EXERCISE GOAL — Gather every line in the entries below that contains the string "bounding" and copy each of those lines out in full.

(A block of data)
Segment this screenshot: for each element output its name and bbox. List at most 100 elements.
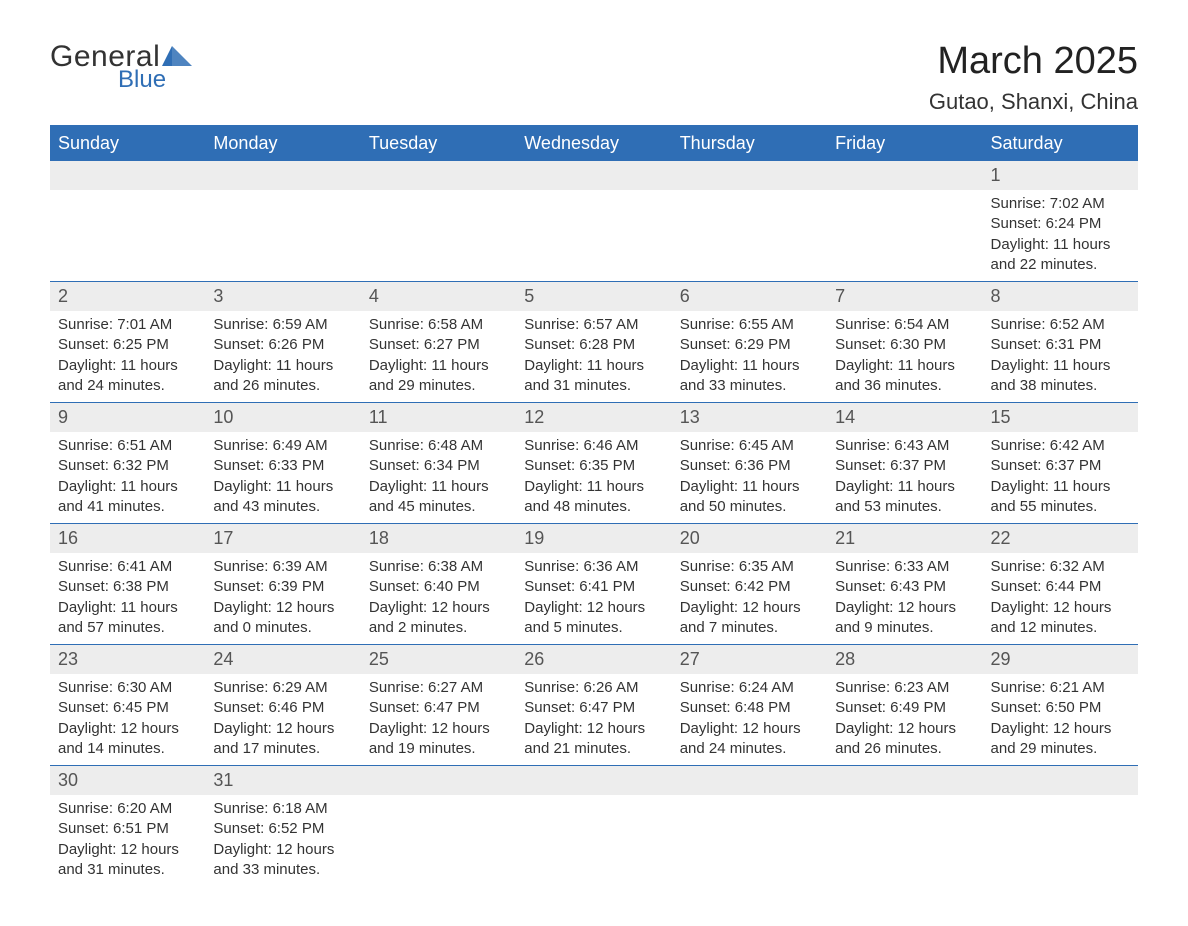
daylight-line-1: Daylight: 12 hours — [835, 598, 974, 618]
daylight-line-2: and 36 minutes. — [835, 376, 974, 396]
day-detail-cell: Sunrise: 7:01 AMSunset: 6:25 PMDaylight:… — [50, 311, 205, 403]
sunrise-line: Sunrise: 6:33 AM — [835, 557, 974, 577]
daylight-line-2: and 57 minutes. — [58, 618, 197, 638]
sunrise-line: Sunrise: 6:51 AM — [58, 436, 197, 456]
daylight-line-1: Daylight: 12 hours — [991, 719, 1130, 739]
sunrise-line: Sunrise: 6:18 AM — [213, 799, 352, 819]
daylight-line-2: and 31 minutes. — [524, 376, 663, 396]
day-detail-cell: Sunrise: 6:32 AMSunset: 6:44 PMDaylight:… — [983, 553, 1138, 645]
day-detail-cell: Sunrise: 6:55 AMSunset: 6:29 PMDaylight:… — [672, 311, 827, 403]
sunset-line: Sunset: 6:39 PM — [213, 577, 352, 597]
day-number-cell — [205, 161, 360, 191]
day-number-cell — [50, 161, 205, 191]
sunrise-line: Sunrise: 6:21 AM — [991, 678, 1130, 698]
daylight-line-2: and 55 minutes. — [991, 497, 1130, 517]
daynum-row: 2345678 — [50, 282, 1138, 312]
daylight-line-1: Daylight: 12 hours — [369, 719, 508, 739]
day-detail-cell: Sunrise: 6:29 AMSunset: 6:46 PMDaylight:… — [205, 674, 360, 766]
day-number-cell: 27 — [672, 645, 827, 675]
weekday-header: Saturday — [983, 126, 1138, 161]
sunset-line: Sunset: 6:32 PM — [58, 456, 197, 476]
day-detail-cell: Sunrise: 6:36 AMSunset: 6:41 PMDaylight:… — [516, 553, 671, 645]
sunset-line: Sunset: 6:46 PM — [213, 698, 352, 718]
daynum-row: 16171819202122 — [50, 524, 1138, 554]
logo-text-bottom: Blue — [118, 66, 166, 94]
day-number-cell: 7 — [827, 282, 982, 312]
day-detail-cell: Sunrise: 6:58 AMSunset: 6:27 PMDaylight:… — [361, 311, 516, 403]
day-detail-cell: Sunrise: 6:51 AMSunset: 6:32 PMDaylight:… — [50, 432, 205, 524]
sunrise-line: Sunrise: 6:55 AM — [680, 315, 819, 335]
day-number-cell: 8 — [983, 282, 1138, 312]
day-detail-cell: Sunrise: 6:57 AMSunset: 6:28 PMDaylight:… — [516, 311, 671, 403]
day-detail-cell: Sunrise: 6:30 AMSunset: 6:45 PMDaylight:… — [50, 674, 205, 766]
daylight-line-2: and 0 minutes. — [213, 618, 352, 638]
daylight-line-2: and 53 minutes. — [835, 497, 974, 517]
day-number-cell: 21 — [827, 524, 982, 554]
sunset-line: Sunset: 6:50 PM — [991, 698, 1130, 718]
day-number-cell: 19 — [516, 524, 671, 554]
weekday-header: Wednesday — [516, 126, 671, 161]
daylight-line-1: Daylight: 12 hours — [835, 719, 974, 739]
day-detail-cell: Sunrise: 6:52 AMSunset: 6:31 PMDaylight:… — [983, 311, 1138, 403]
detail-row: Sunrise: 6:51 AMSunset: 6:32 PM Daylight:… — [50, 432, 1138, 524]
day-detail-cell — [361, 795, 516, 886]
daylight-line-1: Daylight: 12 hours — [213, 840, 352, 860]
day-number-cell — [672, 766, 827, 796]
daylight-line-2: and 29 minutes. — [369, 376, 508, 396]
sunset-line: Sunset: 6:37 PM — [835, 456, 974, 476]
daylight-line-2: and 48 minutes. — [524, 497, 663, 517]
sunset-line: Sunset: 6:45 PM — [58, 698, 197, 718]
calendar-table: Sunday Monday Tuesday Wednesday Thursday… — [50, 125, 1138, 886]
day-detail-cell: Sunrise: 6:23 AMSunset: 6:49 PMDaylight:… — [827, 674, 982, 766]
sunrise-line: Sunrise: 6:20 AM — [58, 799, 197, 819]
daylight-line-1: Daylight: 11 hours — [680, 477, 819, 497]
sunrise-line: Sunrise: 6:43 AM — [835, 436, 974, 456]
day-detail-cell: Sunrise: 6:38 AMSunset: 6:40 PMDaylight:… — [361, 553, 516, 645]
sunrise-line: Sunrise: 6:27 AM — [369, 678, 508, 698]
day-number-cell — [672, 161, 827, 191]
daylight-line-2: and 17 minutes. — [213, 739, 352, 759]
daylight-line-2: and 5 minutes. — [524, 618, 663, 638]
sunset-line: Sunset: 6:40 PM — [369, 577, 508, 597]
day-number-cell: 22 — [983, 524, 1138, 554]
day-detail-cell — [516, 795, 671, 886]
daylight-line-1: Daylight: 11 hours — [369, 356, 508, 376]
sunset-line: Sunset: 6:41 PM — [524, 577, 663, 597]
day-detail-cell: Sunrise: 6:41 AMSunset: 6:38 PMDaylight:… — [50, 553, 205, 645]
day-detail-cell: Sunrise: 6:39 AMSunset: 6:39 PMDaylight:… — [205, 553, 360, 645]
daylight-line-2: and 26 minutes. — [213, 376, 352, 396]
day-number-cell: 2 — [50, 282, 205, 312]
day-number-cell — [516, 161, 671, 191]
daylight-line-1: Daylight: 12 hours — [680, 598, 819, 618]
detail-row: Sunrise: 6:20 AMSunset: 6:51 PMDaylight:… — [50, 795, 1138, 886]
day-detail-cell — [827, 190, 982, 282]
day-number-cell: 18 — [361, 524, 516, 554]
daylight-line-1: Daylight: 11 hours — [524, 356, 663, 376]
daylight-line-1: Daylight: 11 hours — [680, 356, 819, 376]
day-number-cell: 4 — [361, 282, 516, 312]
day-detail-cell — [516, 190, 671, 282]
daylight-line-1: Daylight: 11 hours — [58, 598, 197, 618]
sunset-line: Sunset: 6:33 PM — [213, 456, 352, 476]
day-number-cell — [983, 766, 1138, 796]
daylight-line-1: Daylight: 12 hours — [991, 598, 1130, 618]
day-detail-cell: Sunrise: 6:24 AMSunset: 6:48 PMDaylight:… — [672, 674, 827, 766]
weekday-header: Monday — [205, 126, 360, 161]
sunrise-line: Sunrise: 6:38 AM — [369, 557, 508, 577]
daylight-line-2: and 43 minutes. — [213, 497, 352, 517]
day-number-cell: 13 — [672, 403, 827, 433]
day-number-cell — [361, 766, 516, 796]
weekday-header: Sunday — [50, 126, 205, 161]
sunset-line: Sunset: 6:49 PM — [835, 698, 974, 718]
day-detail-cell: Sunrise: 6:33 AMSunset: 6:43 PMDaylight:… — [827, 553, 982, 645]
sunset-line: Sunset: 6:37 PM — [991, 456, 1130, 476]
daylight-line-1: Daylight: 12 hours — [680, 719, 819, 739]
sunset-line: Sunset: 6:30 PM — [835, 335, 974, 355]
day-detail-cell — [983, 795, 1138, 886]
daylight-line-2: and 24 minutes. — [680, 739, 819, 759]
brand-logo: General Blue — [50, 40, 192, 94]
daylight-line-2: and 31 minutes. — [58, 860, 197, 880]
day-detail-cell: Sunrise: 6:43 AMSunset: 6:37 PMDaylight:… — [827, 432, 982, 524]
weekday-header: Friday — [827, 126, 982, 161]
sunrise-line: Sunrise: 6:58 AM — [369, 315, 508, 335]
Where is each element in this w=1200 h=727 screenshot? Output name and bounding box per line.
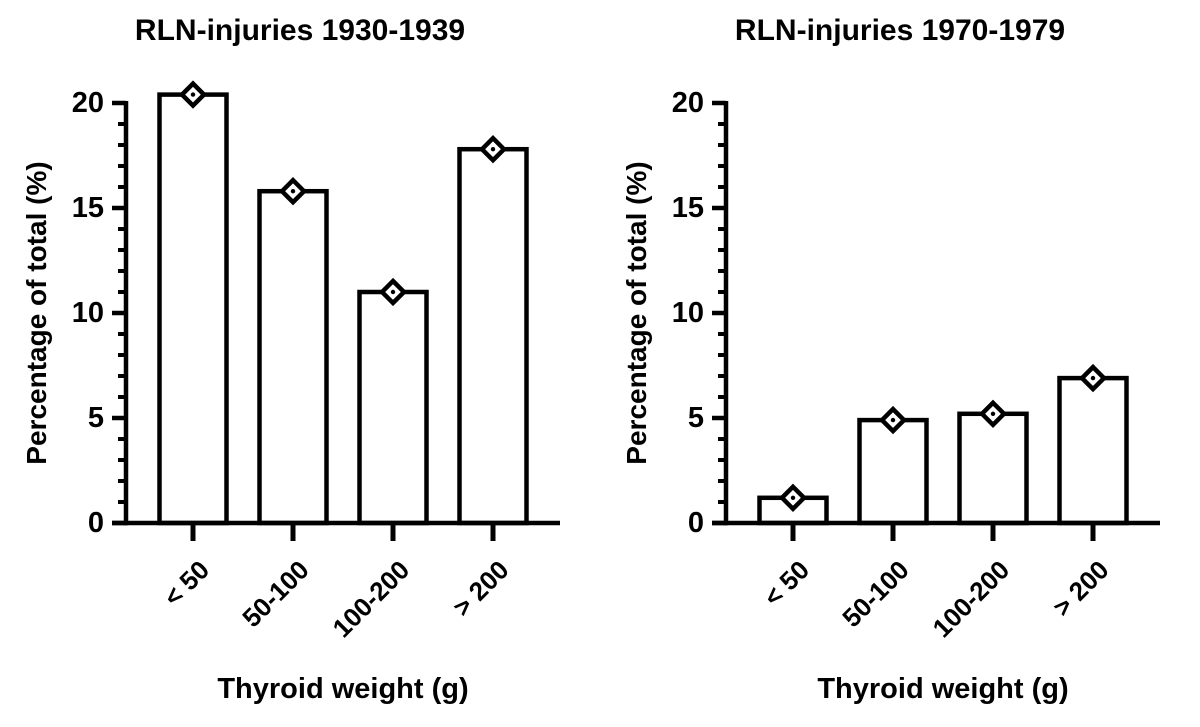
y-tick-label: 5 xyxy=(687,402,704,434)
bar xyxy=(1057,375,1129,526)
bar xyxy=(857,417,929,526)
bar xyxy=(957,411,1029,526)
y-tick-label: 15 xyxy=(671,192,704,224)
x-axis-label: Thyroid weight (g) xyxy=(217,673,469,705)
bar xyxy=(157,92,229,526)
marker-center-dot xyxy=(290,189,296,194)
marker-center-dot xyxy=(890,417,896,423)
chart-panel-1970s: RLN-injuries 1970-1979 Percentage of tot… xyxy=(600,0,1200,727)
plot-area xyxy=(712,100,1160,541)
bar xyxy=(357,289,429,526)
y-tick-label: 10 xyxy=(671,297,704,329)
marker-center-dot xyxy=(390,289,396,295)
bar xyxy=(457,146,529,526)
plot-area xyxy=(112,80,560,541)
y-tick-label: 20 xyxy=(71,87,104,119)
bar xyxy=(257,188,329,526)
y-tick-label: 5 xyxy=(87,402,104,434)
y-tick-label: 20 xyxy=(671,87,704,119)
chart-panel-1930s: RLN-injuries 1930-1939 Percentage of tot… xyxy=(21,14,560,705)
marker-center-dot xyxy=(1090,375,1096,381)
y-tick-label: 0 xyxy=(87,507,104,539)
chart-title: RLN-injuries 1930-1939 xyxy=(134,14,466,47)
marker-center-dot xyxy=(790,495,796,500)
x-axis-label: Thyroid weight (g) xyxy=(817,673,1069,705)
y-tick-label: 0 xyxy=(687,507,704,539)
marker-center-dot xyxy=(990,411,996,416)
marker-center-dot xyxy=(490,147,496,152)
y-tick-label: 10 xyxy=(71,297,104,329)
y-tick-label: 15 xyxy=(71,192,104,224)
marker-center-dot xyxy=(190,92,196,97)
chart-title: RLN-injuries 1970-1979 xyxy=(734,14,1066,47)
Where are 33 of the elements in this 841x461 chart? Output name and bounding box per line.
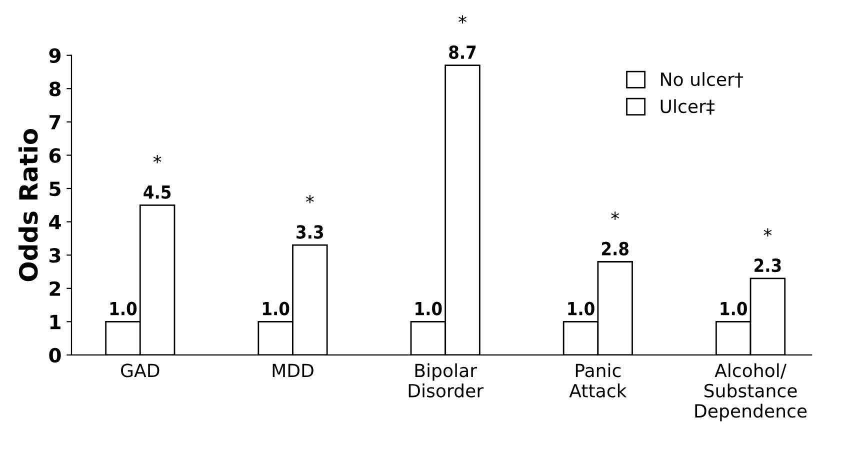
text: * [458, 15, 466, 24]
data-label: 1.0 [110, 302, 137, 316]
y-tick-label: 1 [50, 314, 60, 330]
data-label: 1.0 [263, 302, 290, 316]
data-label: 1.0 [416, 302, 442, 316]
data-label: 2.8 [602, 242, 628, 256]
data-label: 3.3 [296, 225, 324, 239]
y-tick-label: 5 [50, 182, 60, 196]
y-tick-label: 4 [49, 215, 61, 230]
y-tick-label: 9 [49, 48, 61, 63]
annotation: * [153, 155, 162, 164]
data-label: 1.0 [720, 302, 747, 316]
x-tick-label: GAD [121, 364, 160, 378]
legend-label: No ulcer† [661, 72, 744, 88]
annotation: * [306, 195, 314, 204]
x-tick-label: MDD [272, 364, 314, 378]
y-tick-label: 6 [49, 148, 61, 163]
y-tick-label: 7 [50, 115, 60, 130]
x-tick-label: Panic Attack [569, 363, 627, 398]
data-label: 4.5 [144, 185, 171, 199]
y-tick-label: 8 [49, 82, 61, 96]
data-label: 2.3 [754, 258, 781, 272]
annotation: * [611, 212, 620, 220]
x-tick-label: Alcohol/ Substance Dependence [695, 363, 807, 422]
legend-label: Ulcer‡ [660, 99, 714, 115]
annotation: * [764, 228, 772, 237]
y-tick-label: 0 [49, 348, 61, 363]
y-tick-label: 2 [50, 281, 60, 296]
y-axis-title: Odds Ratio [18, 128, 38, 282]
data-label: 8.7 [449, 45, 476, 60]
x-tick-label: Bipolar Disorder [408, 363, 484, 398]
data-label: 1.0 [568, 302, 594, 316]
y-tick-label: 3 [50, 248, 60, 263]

COMPLETE OUTPUT —
Where is each element in this w=1200 h=727 screenshot? Output name and bounding box per line.
Where are 33 of the elements in this 841x461 chart? Output name and bounding box per line.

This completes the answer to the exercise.